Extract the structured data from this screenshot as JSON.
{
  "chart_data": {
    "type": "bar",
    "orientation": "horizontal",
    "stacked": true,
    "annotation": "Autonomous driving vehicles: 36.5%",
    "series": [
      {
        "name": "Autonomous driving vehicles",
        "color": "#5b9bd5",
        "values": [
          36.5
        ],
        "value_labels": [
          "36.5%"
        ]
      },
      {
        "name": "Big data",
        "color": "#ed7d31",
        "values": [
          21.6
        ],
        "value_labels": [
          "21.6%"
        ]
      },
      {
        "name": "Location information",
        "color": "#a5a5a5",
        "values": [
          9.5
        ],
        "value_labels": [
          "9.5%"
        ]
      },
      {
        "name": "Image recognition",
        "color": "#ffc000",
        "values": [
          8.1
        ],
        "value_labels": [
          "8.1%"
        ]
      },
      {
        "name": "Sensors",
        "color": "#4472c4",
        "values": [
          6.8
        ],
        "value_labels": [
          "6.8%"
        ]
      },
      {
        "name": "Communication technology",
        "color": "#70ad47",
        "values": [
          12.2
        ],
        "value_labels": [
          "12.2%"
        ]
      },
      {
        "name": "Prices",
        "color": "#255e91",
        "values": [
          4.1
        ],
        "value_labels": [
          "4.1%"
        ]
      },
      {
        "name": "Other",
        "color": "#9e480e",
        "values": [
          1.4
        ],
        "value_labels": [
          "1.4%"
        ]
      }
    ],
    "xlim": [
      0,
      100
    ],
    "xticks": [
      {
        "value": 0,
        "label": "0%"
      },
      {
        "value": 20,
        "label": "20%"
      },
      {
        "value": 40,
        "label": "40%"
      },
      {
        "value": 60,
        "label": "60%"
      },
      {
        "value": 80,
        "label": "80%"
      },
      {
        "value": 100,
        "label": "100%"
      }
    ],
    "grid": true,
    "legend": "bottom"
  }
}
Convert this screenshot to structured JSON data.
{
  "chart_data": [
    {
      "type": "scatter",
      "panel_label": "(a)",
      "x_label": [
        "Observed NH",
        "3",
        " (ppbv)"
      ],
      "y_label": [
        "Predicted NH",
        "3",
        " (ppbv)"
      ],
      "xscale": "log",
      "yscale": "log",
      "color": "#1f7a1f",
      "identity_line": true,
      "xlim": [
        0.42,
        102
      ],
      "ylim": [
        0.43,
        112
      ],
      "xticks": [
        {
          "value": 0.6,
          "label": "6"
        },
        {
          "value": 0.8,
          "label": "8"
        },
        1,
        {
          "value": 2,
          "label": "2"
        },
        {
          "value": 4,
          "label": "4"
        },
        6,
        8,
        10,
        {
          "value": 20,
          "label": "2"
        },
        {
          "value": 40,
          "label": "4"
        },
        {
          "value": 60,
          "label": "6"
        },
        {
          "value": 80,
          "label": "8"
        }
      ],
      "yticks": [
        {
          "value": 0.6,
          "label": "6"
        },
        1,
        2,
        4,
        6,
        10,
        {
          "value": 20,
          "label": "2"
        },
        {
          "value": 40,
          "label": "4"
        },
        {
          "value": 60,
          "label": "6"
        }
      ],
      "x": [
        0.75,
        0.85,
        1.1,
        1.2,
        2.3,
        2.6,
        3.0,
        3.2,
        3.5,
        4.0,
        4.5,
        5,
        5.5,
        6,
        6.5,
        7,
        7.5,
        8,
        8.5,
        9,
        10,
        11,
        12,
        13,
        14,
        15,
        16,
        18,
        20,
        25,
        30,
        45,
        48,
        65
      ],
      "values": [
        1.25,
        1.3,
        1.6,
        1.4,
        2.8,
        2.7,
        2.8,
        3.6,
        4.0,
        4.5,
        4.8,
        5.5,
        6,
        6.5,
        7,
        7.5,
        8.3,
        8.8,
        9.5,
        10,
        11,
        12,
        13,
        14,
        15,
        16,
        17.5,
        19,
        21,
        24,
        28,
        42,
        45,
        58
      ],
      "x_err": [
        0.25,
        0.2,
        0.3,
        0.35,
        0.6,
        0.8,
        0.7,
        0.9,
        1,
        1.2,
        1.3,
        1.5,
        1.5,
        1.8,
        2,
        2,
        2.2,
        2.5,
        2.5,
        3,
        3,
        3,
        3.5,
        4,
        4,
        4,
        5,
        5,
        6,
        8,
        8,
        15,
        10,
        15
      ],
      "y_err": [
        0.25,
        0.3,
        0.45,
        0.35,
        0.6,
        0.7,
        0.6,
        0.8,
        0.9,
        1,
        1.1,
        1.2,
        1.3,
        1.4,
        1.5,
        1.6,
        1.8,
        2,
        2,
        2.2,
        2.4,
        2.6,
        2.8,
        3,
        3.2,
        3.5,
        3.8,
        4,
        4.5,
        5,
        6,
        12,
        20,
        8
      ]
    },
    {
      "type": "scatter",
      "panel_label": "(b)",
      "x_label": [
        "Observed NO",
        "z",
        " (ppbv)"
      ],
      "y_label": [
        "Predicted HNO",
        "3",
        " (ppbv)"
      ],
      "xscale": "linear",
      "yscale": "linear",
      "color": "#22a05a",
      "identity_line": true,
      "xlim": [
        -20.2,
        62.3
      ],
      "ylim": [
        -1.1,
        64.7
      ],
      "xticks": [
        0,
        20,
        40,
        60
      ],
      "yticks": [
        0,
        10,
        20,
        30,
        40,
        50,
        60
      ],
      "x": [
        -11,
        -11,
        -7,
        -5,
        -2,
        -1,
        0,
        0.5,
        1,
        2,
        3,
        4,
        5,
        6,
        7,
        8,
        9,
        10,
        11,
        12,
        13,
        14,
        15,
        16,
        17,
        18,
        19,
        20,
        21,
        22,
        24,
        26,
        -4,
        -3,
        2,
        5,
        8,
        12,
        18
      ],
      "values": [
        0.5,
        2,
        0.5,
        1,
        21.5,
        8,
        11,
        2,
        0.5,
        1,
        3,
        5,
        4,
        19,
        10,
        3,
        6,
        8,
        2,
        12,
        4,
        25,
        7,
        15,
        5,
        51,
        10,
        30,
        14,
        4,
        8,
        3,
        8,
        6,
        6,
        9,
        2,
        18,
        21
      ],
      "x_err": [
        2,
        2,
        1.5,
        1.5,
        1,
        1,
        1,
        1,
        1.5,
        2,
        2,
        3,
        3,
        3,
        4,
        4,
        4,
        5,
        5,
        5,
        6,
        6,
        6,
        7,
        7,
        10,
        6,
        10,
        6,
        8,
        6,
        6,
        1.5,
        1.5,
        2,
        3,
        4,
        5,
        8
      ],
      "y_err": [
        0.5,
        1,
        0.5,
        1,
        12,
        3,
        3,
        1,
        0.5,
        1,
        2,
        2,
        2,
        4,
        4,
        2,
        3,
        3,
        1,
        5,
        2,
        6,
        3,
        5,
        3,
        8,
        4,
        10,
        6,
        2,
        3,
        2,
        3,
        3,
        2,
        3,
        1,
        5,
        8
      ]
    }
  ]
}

* **EXERCISE DIRECTIONS**
Reproduce the records word for word.

* **OUTPUT OF THE TASK**
Extract the structured data from this screenshot as JSON.
{
  "chart_data": {
    "type": "bar",
    "orientation": "horizontal",
    "stacked": true,
    "annotation": "Autonomous driving vehicles: 36.5%",
    "series": [
      {
        "name": "Autonomous driving vehicles",
        "color": "#5b9bd5",
        "values": [
          36.5
        ],
        "value_labels": [
          "36.5%"
        ]
      },
      {
        "name": "Big data",
        "color": "#ed7d31",
        "values": [
          21.6
        ],
        "value_labels": [
          "21.6%"
        ]
      },
      {
        "name": "Location information",
        "color": "#a5a5a5",
        "values": [
          9.5
        ],
        "value_labels": [
          "9.5%"
        ]
      },
      {
        "name": "Image recognition",
        "color": "#ffc000",
        "values": [
          8.1
        ],
        "value_labels": [
          "8.1%"
        ]
      },
      {
        "name": "Sensors",
        "color": "#4472c4",
        "values": [
          6.8
        ],
        "value_labels": [
          "6.8%"
        ]
      },
      {
        "name": "Communication technology",
        "color": "#70ad47",
        "values": [
          12.2
        ],
        "value_labels": [
          "12.2%"
        ]
      },
      {
        "name": "Prices",
        "color": "#255e91",
        "values": [
          4.1
        ],
        "value_labels": [
          "4.1%"
        ]
      },
      {
        "name": "Other",
        "color": "#9e480e",
        "values": [
          1.4
        ],
        "value_labels": [
          "1.4%"
        ]
      }
    ],
    "xlim": [
      0,
      100
    ],
    "xticks": [
      {
        "value": 0,
        "label": "0%"
      },
      {
        "value": 20,
        "label": "20%"
      },
      {
        "value": 40,
        "label": "40%"
      },
      {
        "value": 60,
        "label": "60%"
      },
      {
        "value": 80,
        "label": "80%"
      },
      {
        "value": 100,
        "label": "100%"
      }
    ],
    "grid": true,
    "legend": "bottom"
  }
}
Convert this screenshot to structured JSON data.
{
  "chart_data": [
    {
      "type": "scatter",
      "panel_label": "(a)",
      "x_label": [
        "Observed NH",
        "3",
        " (ppbv)"
      ],
      "y_label": [
        "Predicted NH",
        "3",
        " (ppbv)"
      ],
      "xscale": "log",
      "yscale": "log",
      "color": "#1f7a1f",
      "identity_line": true,
      "xlim": [
        0.42,
        102
      ],
      "ylim": [
        0.43,
        112
      ],
      "xticks": [
        {
          "value": 0.6,
          "label": "6"
        },
        {
          "value": 0.8,
          "label": "8"
        },
        1,
        {
          "value": 2,
          "label": "2"
        },
        {
          "value": 4,
          "label": "4"
        },
        6,
        8,
        10,
        {
          "value": 20,
          "label": "2"
        },
        {
          "value": 40,
          "label": "4"
        },
        {
          "value": 60,
          "label": "6"
        },
        {
          "value": 80,
          "label": "8"
        }
      ],
      "yticks": [
        {
          "value": 0.6,
          "label": "6"
        },
        1,
        2,
        4,
        6,
        10,
        {
          "value": 20,
          "label": "2"
        },
        {
          "value": 40,
          "label": "4"
        },
        {
          "value": 60,
          "label": "6"
        }
      ],
      "x": [
        0.75,
        0.85,
        1.1,
        1.2,
        2.3,
        2.6,
        3.0,
        3.2,
        3.5,
        4.0,
        4.5,
        5,
        5.5,
        6,
        6.5,
        7,
        7.5,
        8,
        8.5,
        9,
        10,
        11,
        12,
        13,
        14,
        15,
        16,
        18,
        20,
        25,
        30,
        45,
        48,
        65
      ],
      "values": [
        1.25,
        1.3,
        1.6,
        1.4,
        2.8,
        2.7,
        2.8,
        3.6,
        4.0,
        4.5,
        4.8,
        5.5,
        6,
        6.5,
        7,
        7.5,
        8.3,
        8.8,
        9.5,
        10,
        11,
        12,
        13,
        14,
        15,
        16,
        17.5,
        19,
        21,
        24,
        28,
        42,
        45,
        58
      ],
      "x_err": [
        0.25,
        0.2,
        0.3,
        0.35,
        0.6,
        0.8,
        0.7,
        0.9,
        1,
        1.2,
        1.3,
        1.5,
        1.5,
        1.8,
        2,
        2,
        2.2,
        2.5,
        2.5,
        3,
        3,
        3,
        3.5,
        4,
        4,
        4,
        5,
        5,
        6,
        8,
        8,
        15,
        10,
        15
      ],
      "y_err": [
        0.25,
        0.3,
        0.45,
        0.35,
        0.6,
        0.7,
        0.6,
        0.8,
        0.9,
        1,
        1.1,
        1.2,
        1.3,
        1.4,
        1.5,
        1.6,
        1.8,
        2,
        2,
        2.2,
        2.4,
        2.6,
        2.8,
        3,
        3.2,
        3.5,
        3.8,
        4,
        4.5,
        5,
        6,
        12,
        20,
        8
      ]
    },
    {
      "type": "scatter",
      "panel_label": "(b)",
      "x_label": [
        "Observed NO",
        "z",
        " (ppbv)"
      ],
      "y_label": [
        "Predicted HNO",
        "3",
        " (ppbv)"
      ],
      "xscale": "linear",
      "yscale": "linear",
      "color": "#22a05a",
      "identity_line": true,
      "xlim": [
        -20.2,
        62.3
      ],
      "ylim": [
        -1.1,
        64.7
      ],
      "xticks": [
        0,
        20,
        40,
        60
      ],
      "yticks": [
        0,
        10,
        20,
        30,
        40,
        50,
        60
      ],
      "x": [
        -11,
        -11,
        -7,
        -5,
        -2,
        -1,
        0,
        0.5,
        1,
        2,
        3,
        4,
        5,
        6,
        7,
        8,
        9,
        10,
        11,
        12,
        13,
        14,
        15,
        16,
        17,
        18,
        19,
        20,
        21,
        22,
        24,
        26,
        -4,
        -3,
        2,
        5,
        8,
        12,
        18
      ],
      "values": [
        0.5,
        2,
        0.5,
        1,
        21.5,
        8,
        11,
        2,
        0.5,
        1,
        3,
        5,
        4,
        19,
        10,
        3,
        6,
        8,
        2,
        12,
        4,
        25,
        7,
        15,
        5,
        51,
        10,
        30,
        14,
        4,
        8,
        3,
        8,
        6,
        6,
        9,
        2,
        18,
        21
      ],
      "x_err": [
        2,
        2,
        1.5,
        1.5,
        1,
        1,
        1,
        1,
        1.5,
        2,
        2,
        3,
        3,
        3,
        4,
        4,
        4,
        5,
        5,
        5,
        6,
        6,
        6,
        7,
        7,
        10,
        6,
        10,
        6,
        8,
        6,
        6,
        1.5,
        1.5,
        2,
        3,
        4,
        5,
        8
      ],
      "y_err": [
        0.5,
        1,
        0.5,
        1,
        12,
        3,
        3,
        1,
        0.5,
        1,
        2,
        2,
        2,
        4,
        4,
        2,
        3,
        3,
        1,
        5,
        2,
        6,
        3,
        5,
        3,
        8,
        4,
        10,
        6,
        2,
        3,
        2,
        3,
        3,
        2,
        3,
        1,
        5,
        8
      ]
    }
  ]
}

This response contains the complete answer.